- _Records that describe figures_
________________________________________

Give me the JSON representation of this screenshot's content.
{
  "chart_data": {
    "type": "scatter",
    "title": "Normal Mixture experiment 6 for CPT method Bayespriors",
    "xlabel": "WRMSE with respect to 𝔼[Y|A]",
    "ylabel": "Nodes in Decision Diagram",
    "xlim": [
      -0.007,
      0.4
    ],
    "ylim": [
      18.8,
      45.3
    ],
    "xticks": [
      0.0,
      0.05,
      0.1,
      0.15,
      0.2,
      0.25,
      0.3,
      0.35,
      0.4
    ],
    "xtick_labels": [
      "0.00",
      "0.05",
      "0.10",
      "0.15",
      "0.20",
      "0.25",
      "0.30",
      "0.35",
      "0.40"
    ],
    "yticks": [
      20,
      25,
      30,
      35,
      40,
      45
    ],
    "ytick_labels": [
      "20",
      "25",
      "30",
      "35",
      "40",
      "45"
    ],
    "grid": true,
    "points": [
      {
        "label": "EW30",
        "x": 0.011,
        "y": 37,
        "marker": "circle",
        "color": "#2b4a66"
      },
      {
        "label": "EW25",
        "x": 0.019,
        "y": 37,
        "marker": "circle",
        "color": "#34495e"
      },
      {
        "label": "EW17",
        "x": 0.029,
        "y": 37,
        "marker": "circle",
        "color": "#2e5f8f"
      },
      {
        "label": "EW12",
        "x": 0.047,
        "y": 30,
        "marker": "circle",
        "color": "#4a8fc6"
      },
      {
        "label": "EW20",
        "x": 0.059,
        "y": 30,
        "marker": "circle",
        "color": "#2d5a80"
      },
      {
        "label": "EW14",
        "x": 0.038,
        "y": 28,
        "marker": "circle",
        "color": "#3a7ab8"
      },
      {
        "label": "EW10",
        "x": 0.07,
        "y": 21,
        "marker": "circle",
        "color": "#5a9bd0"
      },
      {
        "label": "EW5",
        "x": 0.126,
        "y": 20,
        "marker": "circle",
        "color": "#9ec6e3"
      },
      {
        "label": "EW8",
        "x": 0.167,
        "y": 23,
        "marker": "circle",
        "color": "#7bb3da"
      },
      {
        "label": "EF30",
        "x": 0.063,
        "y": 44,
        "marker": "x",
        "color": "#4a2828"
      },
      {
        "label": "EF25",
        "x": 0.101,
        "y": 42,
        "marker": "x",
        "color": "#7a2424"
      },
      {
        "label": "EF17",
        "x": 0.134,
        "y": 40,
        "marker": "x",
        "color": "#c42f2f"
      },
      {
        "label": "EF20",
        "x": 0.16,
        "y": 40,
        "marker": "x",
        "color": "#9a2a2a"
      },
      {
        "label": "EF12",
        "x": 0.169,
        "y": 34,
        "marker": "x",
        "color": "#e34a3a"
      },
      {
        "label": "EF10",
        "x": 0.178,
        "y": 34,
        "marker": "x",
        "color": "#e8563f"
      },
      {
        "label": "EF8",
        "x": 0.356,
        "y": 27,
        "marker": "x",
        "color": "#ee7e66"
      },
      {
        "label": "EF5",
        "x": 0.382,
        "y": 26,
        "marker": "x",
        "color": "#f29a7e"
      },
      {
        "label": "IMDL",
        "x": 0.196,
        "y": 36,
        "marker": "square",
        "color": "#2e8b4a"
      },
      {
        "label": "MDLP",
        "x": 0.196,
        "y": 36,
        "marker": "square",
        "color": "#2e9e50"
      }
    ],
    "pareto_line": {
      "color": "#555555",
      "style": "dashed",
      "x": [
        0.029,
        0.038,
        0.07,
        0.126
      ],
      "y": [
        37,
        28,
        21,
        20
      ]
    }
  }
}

________________________________________

- _EXERCISE BRIEF_
Copy all of the data. Keep every word exactly as it is.

- _RESULT_
Give me the JSON representation of this screenshot's content.
{
  "chart_data": {
    "type": "scatter",
    "title": "Normal Mixture experiment 6 for CPT method Bayespriors",
    "xlabel": "WRMSE with respect to 𝔼[Y|A]",
    "ylabel": "Nodes in Decision Diagram",
    "xlim": [
      -0.007,
      0.4
    ],
    "ylim": [
      18.8,
      45.3
    ],
    "xticks": [
      0.0,
      0.05,
      0.1,
      0.15,
      0.2,
      0.25,
      0.3,
      0.35,
      0.4
    ],
    "xtick_labels": [
      "0.00",
      "0.05",
      "0.10",
      "0.15",
      "0.20",
      "0.25",
      "0.30",
      "0.35",
      "0.40"
    ],
    "yticks": [
      20,
      25,
      30,
      35,
      40,
      45
    ],
    "ytick_labels": [
      "20",
      "25",
      "30",
      "35",
      "40",
      "45"
    ],
    "grid": true,
    "points": [
      {
        "label": "EW30",
        "x": 0.011,
        "y": 37,
        "marker": "circle",
        "color": "#2b4a66"
      },
      {
        "label": "EW25",
        "x": 0.019,
        "y": 37,
        "marker": "circle",
        "color": "#34495e"
      },
      {
        "label": "EW17",
        "x": 0.029,
        "y": 37,
        "marker": "circle",
        "color": "#2e5f8f"
      },
      {
        "label": "EW12",
        "x": 0.047,
        "y": 30,
        "marker": "circle",
        "color": "#4a8fc6"
      },
      {
        "label": "EW20",
        "x": 0.059,
        "y": 30,
        "marker": "circle",
        "color": "#2d5a80"
      },
      {
        "label": "EW14",
        "x": 0.038,
        "y": 28,
        "marker": "circle",
        "color": "#3a7ab8"
      },
      {
        "label": "EW10",
        "x": 0.07,
        "y": 21,
        "marker": "circle",
        "color": "#5a9bd0"
      },
      {
        "label": "EW5",
        "x": 0.126,
        "y": 20,
        "marker": "circle",
        "color": "#9ec6e3"
      },
      {
        "label": "EW8",
        "x": 0.167,
        "y": 23,
        "marker": "circle",
        "color": "#7bb3da"
      },
      {
        "label": "EF30",
        "x": 0.063,
        "y": 44,
        "marker": "x",
        "color": "#4a2828"
      },
      {
        "label": "EF25",
        "x": 0.101,
        "y": 42,
        "marker": "x",
        "color": "#7a2424"
      },
      {
        "label": "EF17",
        "x": 0.134,
        "y": 40,
        "marker": "x",
        "color": "#c42f2f"
      },
      {
        "label": "EF20",
        "x": 0.16,
        "y": 40,
        "marker": "x",
        "color": "#9a2a2a"
      },
      {
        "label": "EF12",
        "x": 0.169,
        "y": 34,
        "marker": "x",
        "color": "#e34a3a"
      },
      {
        "label": "EF10",
        "x": 0.178,
        "y": 34,
        "marker": "x",
        "color": "#e8563f"
      },
      {
        "label": "EF8",
        "x": 0.356,
        "y": 27,
        "marker": "x",
        "color": "#ee7e66"
      },
      {
        "label": "EF5",
        "x": 0.382,
        "y": 26,
        "marker": "x",
        "color": "#f29a7e"
      },
      {
        "label": "IMDL",
        "x": 0.196,
        "y": 36,
        "marker": "square",
        "color": "#2e8b4a"
      },
      {
        "label": "MDLP",
        "x": 0.196,
        "y": 36,
        "marker": "square",
        "color": "#2e9e50"
      }
    ],
    "pareto_line": {
      "color": "#555555",
      "style": "dashed",
      "x": [
        0.029,
        0.038,
        0.07,
        0.126
      ],
      "y": [
        37,
        28,
        21,
        20
      ]
    }
  }
}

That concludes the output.